[Objective]
Write out each line beneath this one exactly as it reads.

** START **

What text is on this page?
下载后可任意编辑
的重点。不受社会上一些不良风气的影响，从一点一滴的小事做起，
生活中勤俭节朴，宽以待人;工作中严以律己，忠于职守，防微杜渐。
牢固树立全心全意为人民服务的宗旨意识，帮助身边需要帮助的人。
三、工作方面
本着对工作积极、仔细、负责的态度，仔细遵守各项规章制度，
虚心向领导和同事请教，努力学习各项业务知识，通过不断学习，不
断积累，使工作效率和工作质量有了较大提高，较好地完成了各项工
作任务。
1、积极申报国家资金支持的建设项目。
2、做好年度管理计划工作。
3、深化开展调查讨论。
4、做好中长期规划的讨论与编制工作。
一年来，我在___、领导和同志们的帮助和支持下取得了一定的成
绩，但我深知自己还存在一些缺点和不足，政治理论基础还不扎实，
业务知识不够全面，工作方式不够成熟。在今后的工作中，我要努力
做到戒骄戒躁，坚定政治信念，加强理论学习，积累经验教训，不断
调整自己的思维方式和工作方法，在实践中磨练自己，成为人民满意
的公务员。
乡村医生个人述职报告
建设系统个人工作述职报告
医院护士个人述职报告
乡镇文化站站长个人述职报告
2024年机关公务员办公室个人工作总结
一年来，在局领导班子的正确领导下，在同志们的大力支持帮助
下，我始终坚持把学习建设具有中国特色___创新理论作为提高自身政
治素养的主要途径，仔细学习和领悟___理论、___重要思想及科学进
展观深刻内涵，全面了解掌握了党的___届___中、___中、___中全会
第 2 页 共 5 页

** END **

[Expected answer]
What text is on this page?
下载后可任意编辑
的重点。不受社会上一些不良风气的影响，从一点一滴的小事做起，
生活中勤俭节朴，宽以待人;工作中严以律己，忠于职守，防微杜渐。
牢固树立全心全意为人民服务的宗旨意识，帮助身边需要帮助的人。
三、工作方面
本着对工作积极、仔细、负责的态度，仔细遵守各项规章制度，
虚心向领导和同事请教，努力学习各项业务知识，通过不断学习，不
断积累，使工作效率和工作质量有了较大提高，较好地完成了各项工
作任务。
1、积极申报国家资金支持的建设项目。
2、做好年度管理计划工作。
3、深化开展调查讨论。
4、做好中长期规划的讨论与编制工作。
一年来，我在___、领导和同志们的帮助和支持下取得了一定的成
绩，但我深知自己还存在一些缺点和不足，政治理论基础还不扎实，
业务知识不够全面，工作方式不够成熟。在今后的工作中，我要努力
做到戒骄戒躁，坚定政治信念，加强理论学习，积累经验教训，不断
调整自己的思维方式和工作方法，在实践中磨练自己，成为人民满意
的公务员。
乡村医生个人述职报告
建设系统个人工作述职报告
医院护士个人述职报告
乡镇文化站站长个人述职报告
2024年机关公务员办公室个人工作总结
一年来，在局领导班子的正确领导下，在同志们的大力支持帮助
下，我始终坚持把学习建设具有中国特色___创新理论作为提高自身政
治素养的主要途径，仔细学习和领悟___理论、___重要思想及科学进
展观深刻内涵，全面了解掌握了党的___届___中、___中、___中全会
第 2 页 共 5 页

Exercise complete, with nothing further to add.